● Task details
Reproduce all entries precisely, down to the last character.

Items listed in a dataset
* * * * *

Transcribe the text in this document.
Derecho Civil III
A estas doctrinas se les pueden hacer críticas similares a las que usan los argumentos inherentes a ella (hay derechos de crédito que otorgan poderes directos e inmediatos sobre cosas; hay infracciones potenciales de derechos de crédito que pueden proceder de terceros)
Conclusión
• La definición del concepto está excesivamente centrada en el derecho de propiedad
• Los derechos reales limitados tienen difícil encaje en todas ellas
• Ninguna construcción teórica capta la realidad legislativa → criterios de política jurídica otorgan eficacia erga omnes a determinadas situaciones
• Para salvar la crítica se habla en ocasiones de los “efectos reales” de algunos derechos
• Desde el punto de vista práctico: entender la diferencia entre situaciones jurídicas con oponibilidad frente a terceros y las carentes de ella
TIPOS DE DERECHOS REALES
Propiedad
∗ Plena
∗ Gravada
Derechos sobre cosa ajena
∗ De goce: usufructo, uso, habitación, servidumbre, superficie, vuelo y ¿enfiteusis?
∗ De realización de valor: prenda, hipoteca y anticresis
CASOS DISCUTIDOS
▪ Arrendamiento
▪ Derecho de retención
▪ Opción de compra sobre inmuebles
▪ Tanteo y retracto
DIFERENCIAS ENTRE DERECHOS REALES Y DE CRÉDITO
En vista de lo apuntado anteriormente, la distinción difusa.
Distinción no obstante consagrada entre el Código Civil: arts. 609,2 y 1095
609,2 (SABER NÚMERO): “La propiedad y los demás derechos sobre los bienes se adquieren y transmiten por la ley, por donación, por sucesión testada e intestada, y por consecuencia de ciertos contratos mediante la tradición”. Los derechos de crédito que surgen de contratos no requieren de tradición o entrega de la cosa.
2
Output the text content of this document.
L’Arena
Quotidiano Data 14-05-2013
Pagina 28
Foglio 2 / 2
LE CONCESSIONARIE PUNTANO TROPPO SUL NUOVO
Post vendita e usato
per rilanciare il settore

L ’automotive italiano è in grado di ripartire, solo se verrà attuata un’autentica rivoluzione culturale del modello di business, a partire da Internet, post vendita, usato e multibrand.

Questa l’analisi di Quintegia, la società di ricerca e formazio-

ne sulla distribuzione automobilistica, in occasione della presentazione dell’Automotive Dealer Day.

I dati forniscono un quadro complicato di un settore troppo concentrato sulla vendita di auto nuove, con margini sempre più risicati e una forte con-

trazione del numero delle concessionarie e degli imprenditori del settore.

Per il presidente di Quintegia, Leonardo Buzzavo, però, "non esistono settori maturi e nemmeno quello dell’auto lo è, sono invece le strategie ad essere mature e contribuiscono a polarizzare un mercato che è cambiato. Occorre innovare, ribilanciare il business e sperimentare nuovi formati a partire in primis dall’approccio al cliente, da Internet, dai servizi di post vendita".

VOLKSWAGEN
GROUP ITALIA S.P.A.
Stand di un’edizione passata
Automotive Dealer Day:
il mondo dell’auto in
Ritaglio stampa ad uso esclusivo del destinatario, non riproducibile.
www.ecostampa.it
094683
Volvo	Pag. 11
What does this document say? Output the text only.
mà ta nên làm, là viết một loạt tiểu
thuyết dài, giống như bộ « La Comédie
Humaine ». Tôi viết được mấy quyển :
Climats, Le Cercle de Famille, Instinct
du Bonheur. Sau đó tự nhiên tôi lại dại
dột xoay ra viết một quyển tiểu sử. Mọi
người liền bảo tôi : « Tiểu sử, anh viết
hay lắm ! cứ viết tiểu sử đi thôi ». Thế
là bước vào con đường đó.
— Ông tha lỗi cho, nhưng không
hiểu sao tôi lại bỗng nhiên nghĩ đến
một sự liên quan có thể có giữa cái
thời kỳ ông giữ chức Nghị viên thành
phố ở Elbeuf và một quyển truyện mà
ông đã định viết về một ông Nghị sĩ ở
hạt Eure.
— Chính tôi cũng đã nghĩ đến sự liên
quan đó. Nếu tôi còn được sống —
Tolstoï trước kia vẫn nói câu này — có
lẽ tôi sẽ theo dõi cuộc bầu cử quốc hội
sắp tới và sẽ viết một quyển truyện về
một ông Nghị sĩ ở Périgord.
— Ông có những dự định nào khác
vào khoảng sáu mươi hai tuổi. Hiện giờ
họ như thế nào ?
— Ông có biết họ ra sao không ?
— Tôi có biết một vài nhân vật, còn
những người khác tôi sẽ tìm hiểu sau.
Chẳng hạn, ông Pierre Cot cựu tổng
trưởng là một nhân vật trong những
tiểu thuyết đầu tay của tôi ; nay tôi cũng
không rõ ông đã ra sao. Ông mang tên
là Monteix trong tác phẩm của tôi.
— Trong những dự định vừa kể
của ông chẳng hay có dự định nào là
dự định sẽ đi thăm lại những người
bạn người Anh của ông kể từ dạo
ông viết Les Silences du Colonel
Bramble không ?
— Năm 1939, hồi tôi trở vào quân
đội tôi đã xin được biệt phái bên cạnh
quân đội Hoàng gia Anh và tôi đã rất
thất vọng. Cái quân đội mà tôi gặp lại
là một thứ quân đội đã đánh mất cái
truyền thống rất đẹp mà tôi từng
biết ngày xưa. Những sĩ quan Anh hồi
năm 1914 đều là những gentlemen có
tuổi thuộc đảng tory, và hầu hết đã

* * * * *

● Task result
Transcribe the text in this document.
Derecho Civil III
A estas doctrinas se les pueden hacer críticas similares a las que usan los argumentos inherentes a ella (hay derechos de crédito que otorgan poderes directos e inmediatos sobre cosas; hay infracciones potenciales de derechos de crédito que pueden proceder de terceros)
Conclusión
• La definición del concepto está excesivamente centrada en el derecho de propiedad
• Los derechos reales limitados tienen difícil encaje en todas ellas
• Ninguna construcción teórica capta la realidad legislativa → criterios de política jurídica otorgan eficacia erga omnes a determinadas situaciones
• Para salvar la crítica se habla en ocasiones de los “efectos reales” de algunos derechos
• Desde el punto de vista práctico: entender la diferencia entre situaciones jurídicas con oponibilidad frente a terceros y las carentes de ella
TIPOS DE DERECHOS REALES
Propiedad
∗ Plena
∗ Gravada
Derechos sobre cosa ajena
∗ De goce: usufructo, uso, habitación, servidumbre, superficie, vuelo y ¿enfiteusis?
∗ De realización de valor: prenda, hipoteca y anticresis
CASOS DISCUTIDOS
▪ Arrendamiento
▪ Derecho de retención
▪ Opción de compra sobre inmuebles
▪ Tanteo y retracto
DIFERENCIAS ENTRE DERECHOS REALES Y DE CRÉDITO
En vista de lo apuntado anteriormente, la distinción difusa.
Distinción no obstante consagrada entre el Código Civil: arts. 609,2 y 1095
609,2 (SABER NÚMERO): “La propiedad y los demás derechos sobre los bienes se adquieren y transmiten por la ley, por donación, por sucesión testada e intestada, y por consecuencia de ciertos contratos mediante la tradición”. Los derechos de crédito que surgen de contratos no requieren de tradición o entrega de la cosa.
2
Output the text content of this document.
L’Arena
Quotidiano Data 14-05-2013
Pagina 28
Foglio 2 / 2
LE CONCESSIONARIE PUNTANO TROPPO SUL NUOVO
Post vendita e usato
per rilanciare il settore

L ’automotive italiano è in grado di ripartire, solo se verrà attuata un’autentica rivoluzione culturale del modello di business, a partire da Internet, post vendita, usato e multibrand.

Questa l’analisi di Quintegia, la società di ricerca e formazio-

ne sulla distribuzione automobilistica, in occasione della presentazione dell’Automotive Dealer Day.

I dati forniscono un quadro complicato di un settore troppo concentrato sulla vendita di auto nuove, con margini sempre più risicati e una forte con-

trazione del numero delle concessionarie e degli imprenditori del settore.

Per il presidente di Quintegia, Leonardo Buzzavo, però, "non esistono settori maturi e nemmeno quello dell’auto lo è, sono invece le strategie ad essere mature e contribuiscono a polarizzare un mercato che è cambiato. Occorre innovare, ribilanciare il business e sperimentare nuovi formati a partire in primis dall’approccio al cliente, da Internet, dai servizi di post vendita".

VOLKSWAGEN
GROUP ITALIA S.P.A.
Stand di un’edizione passata
Automotive Dealer Day:
il mondo dell’auto in
Ritaglio stampa ad uso esclusivo del destinatario, non riproducibile.
www.ecostampa.it
094683
Volvo	Pag. 11
What does this document say? Output the text only.
mà ta nên làm, là viết một loạt tiểu
thuyết dài, giống như bộ « La Comédie
Humaine ». Tôi viết được mấy quyển :
Climats, Le Cercle de Famille, Instinct
du Bonheur. Sau đó tự nhiên tôi lại dại
dột xoay ra viết một quyển tiểu sử. Mọi
người liền bảo tôi : « Tiểu sử, anh viết
hay lắm ! cứ viết tiểu sử đi thôi ». Thế
là bước vào con đường đó.
— Ông tha lỗi cho, nhưng không
hiểu sao tôi lại bỗng nhiên nghĩ đến
một sự liên quan có thể có giữa cái
thời kỳ ông giữ chức Nghị viên thành
phố ở Elbeuf và một quyển truyện mà
ông đã định viết về một ông Nghị sĩ ở
hạt Eure.
— Chính tôi cũng đã nghĩ đến sự liên
quan đó. Nếu tôi còn được sống —
Tolstoï trước kia vẫn nói câu này — có
lẽ tôi sẽ theo dõi cuộc bầu cử quốc hội
sắp tới và sẽ viết một quyển truyện về
một ông Nghị sĩ ở Périgord.
— Ông có những dự định nào khác
vào khoảng sáu mươi hai tuổi. Hiện giờ
họ như thế nào ?
— Ông có biết họ ra sao không ?
— Tôi có biết một vài nhân vật, còn
những người khác tôi sẽ tìm hiểu sau.
Chẳng hạn, ông Pierre Cot cựu tổng
trưởng là một nhân vật trong những
tiểu thuyết đầu tay của tôi ; nay tôi cũng
không rõ ông đã ra sao. Ông mang tên
là Monteix trong tác phẩm của tôi.
— Trong những dự định vừa kể
của ông chẳng hay có dự định nào là
dự định sẽ đi thăm lại những người
bạn người Anh của ông kể từ dạo
ông viết Les Silences du Colonel
Bramble không ?
— Năm 1939, hồi tôi trở vào quân
đội tôi đã xin được biệt phái bên cạnh
quân đội Hoàng gia Anh và tôi đã rất
thất vọng. Cái quân đội mà tôi gặp lại
là một thứ quân đội đã đánh mất cái
truyền thống rất đẹp mà tôi từng
biết ngày xưa. Những sĩ quan Anh hồi
năm 1914 đều là những gentlemen có
tuổi thuộc đảng tory, và hầu hết đã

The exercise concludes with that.